■ THE EXERCISE ■
Go through the records and copy each line where the word "JSON" occurs.

■ THE RECORDS ■
——
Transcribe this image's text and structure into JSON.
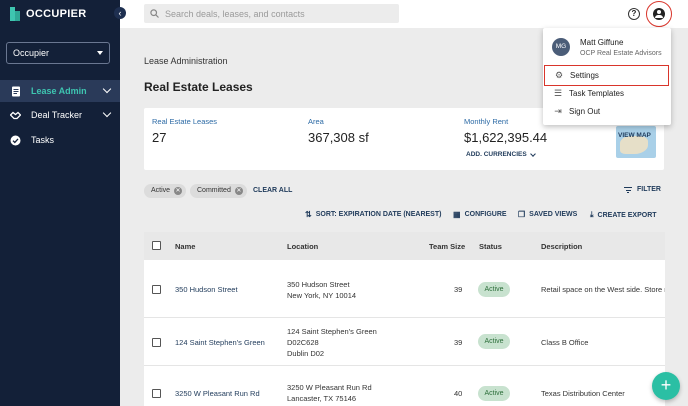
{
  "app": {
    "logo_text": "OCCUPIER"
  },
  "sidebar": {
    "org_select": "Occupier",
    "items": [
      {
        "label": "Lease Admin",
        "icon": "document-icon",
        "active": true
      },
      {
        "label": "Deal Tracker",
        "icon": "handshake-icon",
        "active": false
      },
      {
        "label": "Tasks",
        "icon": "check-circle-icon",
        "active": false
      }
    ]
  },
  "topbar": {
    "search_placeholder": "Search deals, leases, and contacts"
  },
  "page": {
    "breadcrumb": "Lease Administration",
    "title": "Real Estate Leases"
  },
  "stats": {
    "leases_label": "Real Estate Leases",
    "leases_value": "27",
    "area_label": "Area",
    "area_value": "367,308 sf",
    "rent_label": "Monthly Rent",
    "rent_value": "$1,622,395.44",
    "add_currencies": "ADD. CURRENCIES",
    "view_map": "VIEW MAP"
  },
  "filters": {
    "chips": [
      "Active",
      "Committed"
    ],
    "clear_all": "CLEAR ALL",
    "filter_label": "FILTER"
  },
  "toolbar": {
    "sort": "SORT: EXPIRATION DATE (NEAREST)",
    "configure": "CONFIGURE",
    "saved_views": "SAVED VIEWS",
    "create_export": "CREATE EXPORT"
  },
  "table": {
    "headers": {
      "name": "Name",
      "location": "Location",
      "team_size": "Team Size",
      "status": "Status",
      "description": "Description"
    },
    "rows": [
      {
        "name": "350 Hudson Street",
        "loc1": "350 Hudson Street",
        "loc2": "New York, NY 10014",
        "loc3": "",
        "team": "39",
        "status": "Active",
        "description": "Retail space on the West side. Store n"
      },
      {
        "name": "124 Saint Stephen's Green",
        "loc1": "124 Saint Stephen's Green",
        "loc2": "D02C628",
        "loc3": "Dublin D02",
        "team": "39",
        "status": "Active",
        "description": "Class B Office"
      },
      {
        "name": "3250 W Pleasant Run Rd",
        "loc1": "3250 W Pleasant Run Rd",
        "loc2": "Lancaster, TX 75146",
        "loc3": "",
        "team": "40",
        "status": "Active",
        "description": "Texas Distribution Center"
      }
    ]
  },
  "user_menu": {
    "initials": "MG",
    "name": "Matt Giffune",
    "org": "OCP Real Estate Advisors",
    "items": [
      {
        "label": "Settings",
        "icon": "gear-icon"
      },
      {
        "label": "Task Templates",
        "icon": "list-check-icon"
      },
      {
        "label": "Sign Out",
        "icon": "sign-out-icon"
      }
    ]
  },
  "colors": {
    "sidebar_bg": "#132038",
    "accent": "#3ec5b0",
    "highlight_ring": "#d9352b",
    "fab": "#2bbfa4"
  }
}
——
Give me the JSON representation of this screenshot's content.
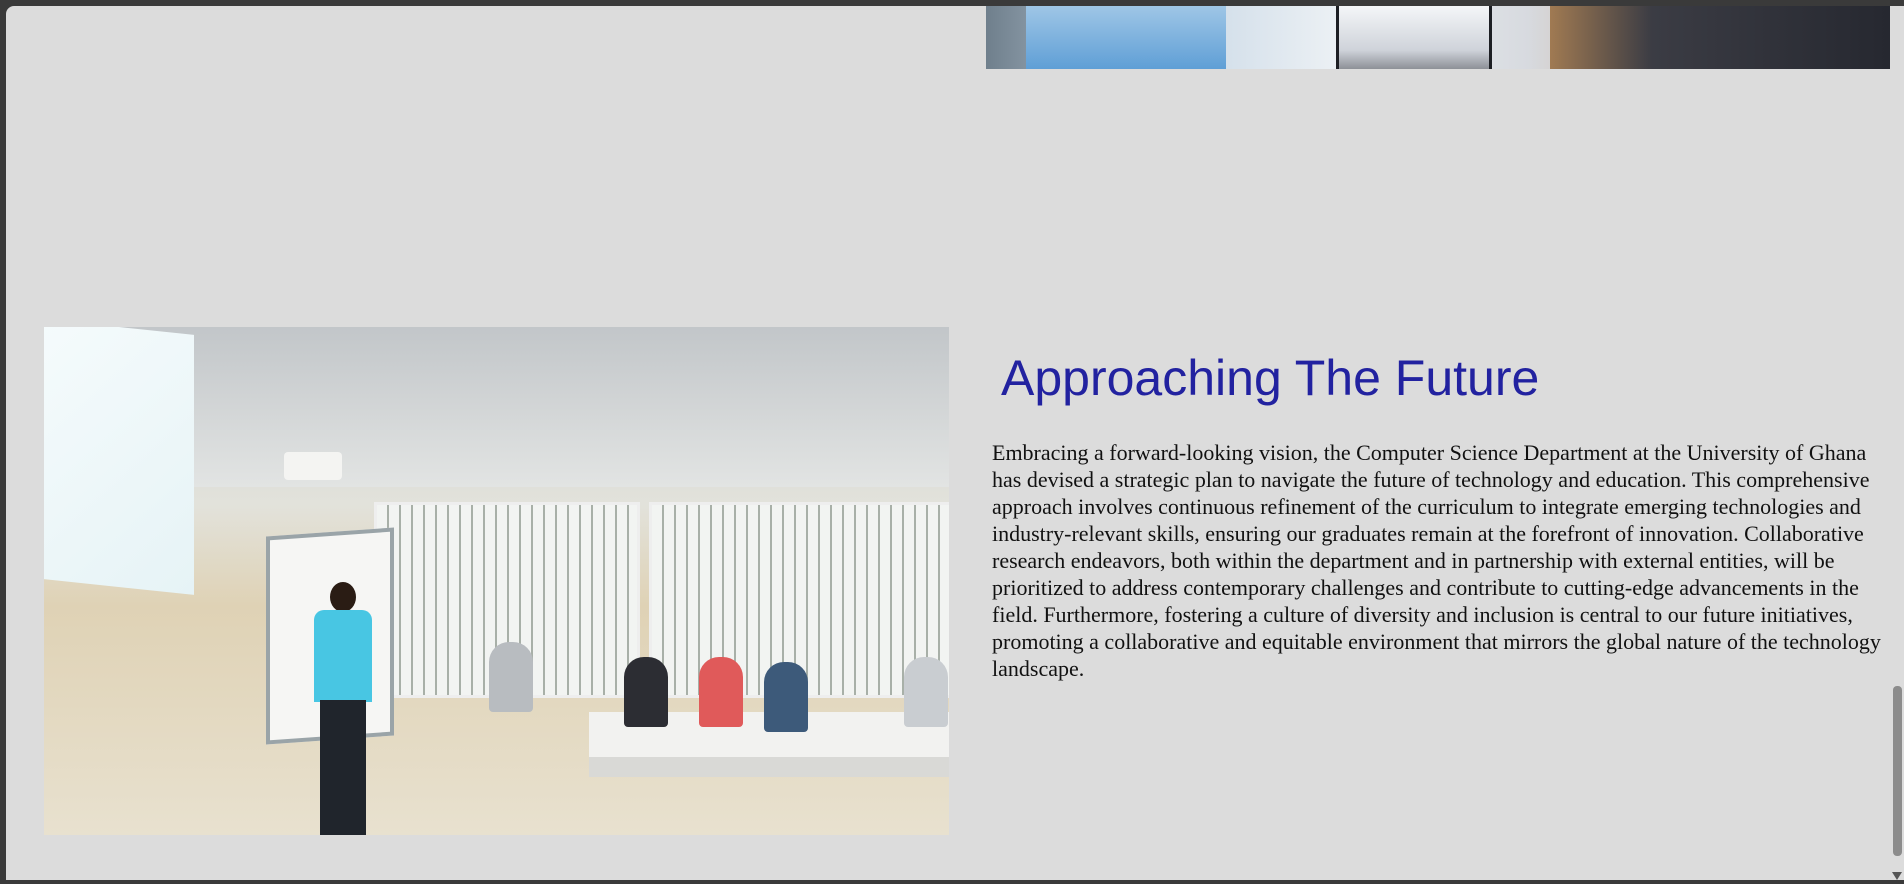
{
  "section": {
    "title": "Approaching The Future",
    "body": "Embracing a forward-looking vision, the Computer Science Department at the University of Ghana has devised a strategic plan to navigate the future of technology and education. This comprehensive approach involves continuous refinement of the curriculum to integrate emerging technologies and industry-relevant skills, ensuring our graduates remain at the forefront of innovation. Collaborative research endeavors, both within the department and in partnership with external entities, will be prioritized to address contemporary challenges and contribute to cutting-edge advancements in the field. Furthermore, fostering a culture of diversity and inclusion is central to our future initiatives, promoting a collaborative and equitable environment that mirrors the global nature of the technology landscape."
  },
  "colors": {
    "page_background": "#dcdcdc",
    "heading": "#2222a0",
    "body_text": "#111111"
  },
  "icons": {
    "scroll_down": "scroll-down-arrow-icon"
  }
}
——
■ WORKED SOLUTION ■
Transcribe this image's text and structure into JSON.
Give me the JSON representation of this screenshot's content.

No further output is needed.